Extracts from a graphics dataset
:::::

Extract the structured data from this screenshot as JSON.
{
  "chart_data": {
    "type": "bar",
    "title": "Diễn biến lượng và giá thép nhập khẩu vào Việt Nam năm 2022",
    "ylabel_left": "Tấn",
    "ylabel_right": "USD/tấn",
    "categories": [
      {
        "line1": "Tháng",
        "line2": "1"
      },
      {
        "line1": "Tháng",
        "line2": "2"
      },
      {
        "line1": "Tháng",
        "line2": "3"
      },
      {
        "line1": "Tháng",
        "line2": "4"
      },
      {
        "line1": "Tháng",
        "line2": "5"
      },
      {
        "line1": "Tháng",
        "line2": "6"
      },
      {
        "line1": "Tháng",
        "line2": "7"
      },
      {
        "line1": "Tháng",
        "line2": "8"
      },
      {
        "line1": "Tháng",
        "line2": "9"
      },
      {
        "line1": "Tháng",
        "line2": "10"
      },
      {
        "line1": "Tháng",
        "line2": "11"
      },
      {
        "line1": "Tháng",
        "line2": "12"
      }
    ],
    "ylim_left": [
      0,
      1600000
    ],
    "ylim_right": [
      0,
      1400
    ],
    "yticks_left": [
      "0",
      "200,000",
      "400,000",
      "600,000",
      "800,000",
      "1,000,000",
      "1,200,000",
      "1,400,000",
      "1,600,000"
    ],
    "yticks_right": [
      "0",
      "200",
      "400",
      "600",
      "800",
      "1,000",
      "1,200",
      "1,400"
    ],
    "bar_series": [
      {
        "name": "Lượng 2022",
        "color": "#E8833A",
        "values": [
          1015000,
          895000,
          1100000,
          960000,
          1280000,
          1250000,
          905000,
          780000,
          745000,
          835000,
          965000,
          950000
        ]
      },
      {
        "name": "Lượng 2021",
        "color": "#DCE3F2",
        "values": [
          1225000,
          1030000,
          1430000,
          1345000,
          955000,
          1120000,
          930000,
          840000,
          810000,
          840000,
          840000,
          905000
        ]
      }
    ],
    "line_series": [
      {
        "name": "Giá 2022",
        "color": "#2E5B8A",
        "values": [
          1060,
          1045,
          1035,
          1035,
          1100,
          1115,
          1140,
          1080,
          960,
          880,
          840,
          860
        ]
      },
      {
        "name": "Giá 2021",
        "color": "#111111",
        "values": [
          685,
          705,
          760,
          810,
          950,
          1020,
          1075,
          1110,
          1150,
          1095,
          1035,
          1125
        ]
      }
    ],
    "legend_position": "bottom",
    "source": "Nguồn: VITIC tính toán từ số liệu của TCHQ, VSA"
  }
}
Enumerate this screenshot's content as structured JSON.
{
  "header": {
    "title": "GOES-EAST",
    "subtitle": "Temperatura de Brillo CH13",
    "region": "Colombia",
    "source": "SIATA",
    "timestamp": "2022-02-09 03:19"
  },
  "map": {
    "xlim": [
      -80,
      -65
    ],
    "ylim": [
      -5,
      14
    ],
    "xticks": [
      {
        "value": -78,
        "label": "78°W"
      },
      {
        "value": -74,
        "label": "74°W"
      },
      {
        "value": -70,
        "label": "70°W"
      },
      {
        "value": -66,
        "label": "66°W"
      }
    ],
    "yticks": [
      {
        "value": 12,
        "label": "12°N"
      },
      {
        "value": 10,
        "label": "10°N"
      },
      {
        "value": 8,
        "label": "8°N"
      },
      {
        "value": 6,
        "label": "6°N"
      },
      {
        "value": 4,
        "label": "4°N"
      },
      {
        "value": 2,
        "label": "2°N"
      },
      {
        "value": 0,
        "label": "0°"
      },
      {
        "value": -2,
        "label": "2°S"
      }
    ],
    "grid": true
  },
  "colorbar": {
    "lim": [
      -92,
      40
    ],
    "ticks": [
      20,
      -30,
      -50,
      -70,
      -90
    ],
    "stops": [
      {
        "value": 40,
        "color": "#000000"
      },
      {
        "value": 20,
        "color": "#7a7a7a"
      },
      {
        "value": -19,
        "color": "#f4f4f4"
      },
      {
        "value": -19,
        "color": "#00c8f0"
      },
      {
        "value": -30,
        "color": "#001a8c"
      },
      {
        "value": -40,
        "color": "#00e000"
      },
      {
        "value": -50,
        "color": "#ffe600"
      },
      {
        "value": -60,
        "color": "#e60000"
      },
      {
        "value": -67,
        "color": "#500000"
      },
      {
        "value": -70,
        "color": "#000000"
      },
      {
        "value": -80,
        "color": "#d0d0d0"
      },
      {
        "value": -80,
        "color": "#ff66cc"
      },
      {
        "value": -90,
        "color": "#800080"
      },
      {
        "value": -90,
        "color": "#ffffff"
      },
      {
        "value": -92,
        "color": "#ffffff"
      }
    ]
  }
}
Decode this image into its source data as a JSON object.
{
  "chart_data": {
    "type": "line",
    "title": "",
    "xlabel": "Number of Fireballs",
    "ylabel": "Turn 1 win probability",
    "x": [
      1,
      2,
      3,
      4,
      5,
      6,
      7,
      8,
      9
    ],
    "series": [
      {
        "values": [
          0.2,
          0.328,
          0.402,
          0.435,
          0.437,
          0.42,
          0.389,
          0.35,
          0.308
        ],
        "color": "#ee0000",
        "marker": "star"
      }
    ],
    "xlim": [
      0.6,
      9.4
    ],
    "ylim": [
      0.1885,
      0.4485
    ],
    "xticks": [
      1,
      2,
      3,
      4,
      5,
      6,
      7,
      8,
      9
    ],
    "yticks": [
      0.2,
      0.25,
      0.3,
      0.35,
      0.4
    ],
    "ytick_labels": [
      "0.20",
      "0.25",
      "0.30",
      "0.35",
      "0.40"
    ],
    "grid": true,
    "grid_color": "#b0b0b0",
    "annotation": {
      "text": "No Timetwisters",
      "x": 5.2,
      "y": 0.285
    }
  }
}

:::::

→ Given instruction:
Reproduce the data in full, exactly as presented.

→ Full answer:
Extract the structured data from this screenshot as JSON.
{
  "chart_data": {
    "type": "bar",
    "title": "Diễn biến lượng và giá thép nhập khẩu vào Việt Nam năm 2022",
    "ylabel_left": "Tấn",
    "ylabel_right": "USD/tấn",
    "categories": [
      {
        "line1": "Tháng",
        "line2": "1"
      },
      {
        "line1": "Tháng",
        "line2": "2"
      },
      {
        "line1": "Tháng",
        "line2": "3"
      },
      {
        "line1": "Tháng",
        "line2": "4"
      },
      {
        "line1": "Tháng",
        "line2": "5"
      },
      {
        "line1": "Tháng",
        "line2": "6"
      },
      {
        "line1": "Tháng",
        "line2": "7"
      },
      {
        "line1": "Tháng",
        "line2": "8"
      },
      {
        "line1": "Tháng",
        "line2": "9"
      },
      {
        "line1": "Tháng",
        "line2": "10"
      },
      {
        "line1": "Tháng",
        "line2": "11"
      },
      {
        "line1": "Tháng",
        "line2": "12"
      }
    ],
    "ylim_left": [
      0,
      1600000
    ],
    "ylim_right": [
      0,
      1400
    ],
    "yticks_left": [
      "0",
      "200,000",
      "400,000",
      "600,000",
      "800,000",
      "1,000,000",
      "1,200,000",
      "1,400,000",
      "1,600,000"
    ],
    "yticks_right": [
      "0",
      "200",
      "400",
      "600",
      "800",
      "1,000",
      "1,200",
      "1,400"
    ],
    "bar_series": [
      {
        "name": "Lượng 2022",
        "color": "#E8833A",
        "values": [
          1015000,
          895000,
          1100000,
          960000,
          1280000,
          1250000,
          905000,
          780000,
          745000,
          835000,
          965000,
          950000
        ]
      },
      {
        "name": "Lượng 2021",
        "color": "#DCE3F2",
        "values": [
          1225000,
          1030000,
          1430000,
          1345000,
          955000,
          1120000,
          930000,
          840000,
          810000,
          840000,
          840000,
          905000
        ]
      }
    ],
    "line_series": [
      {
        "name": "Giá 2022",
        "color": "#2E5B8A",
        "values": [
          1060,
          1045,
          1035,
          1035,
          1100,
          1115,
          1140,
          1080,
          960,
          880,
          840,
          860
        ]
      },
      {
        "name": "Giá 2021",
        "color": "#111111",
        "values": [
          685,
          705,
          760,
          810,
          950,
          1020,
          1075,
          1110,
          1150,
          1095,
          1035,
          1125
        ]
      }
    ],
    "legend_position": "bottom",
    "source": "Nguồn: VITIC tính toán từ số liệu của TCHQ, VSA"
  }
}
Enumerate this screenshot's content as structured JSON.
{
  "header": {
    "title": "GOES-EAST",
    "subtitle": "Temperatura de Brillo CH13",
    "region": "Colombia",
    "source": "SIATA",
    "timestamp": "2022-02-09 03:19"
  },
  "map": {
    "xlim": [
      -80,
      -65
    ],
    "ylim": [
      -5,
      14
    ],
    "xticks": [
      {
        "value": -78,
        "label": "78°W"
      },
      {
        "value": -74,
        "label": "74°W"
      },
      {
        "value": -70,
        "label": "70°W"
      },
      {
        "value": -66,
        "label": "66°W"
      }
    ],
    "yticks": [
      {
        "value": 12,
        "label": "12°N"
      },
      {
        "value": 10,
        "label": "10°N"
      },
      {
        "value": 8,
        "label": "8°N"
      },
      {
        "value": 6,
        "label": "6°N"
      },
      {
        "value": 4,
        "label": "4°N"
      },
      {
        "value": 2,
        "label": "2°N"
      },
      {
        "value": 0,
        "label": "0°"
      },
      {
        "value": -2,
        "label": "2°S"
      }
    ],
    "grid": true
  },
  "colorbar": {
    "lim": [
      -92,
      40
    ],
    "ticks": [
      20,
      -30,
      -50,
      -70,
      -90
    ],
    "stops": [
      {
        "value": 40,
        "color": "#000000"
      },
      {
        "value": 20,
        "color": "#7a7a7a"
      },
      {
        "value": -19,
        "color": "#f4f4f4"
      },
      {
        "value": -19,
        "color": "#00c8f0"
      },
      {
        "value": -30,
        "color": "#001a8c"
      },
      {
        "value": -40,
        "color": "#00e000"
      },
      {
        "value": -50,
        "color": "#ffe600"
      },
      {
        "value": -60,
        "color": "#e60000"
      },
      {
        "value": -67,
        "color": "#500000"
      },
      {
        "value": -70,
        "color": "#000000"
      },
      {
        "value": -80,
        "color": "#d0d0d0"
      },
      {
        "value": -80,
        "color": "#ff66cc"
      },
      {
        "value": -90,
        "color": "#800080"
      },
      {
        "value": -90,
        "color": "#ffffff"
      },
      {
        "value": -92,
        "color": "#ffffff"
      }
    ]
  }
}
Decode this image into its source data as a JSON object.
{
  "chart_data": {
    "type": "line",
    "title": "",
    "xlabel": "Number of Fireballs",
    "ylabel": "Turn 1 win probability",
    "x": [
      1,
      2,
      3,
      4,
      5,
      6,
      7,
      8,
      9
    ],
    "series": [
      {
        "values": [
          0.2,
          0.328,
          0.402,
          0.435,
          0.437,
          0.42,
          0.389,
          0.35,
          0.308
        ],
        "color": "#ee0000",
        "marker": "star"
      }
    ],
    "xlim": [
      0.6,
      9.4
    ],
    "ylim": [
      0.1885,
      0.4485
    ],
    "xticks": [
      1,
      2,
      3,
      4,
      5,
      6,
      7,
      8,
      9
    ],
    "yticks": [
      0.2,
      0.25,
      0.3,
      0.35,
      0.4
    ],
    "ytick_labels": [
      "0.20",
      "0.25",
      "0.30",
      "0.35",
      "0.40"
    ],
    "grid": true,
    "grid_color": "#b0b0b0",
    "annotation": {
      "text": "No Timetwisters",
      "x": 5.2,
      "y": 0.285
    }
  }
}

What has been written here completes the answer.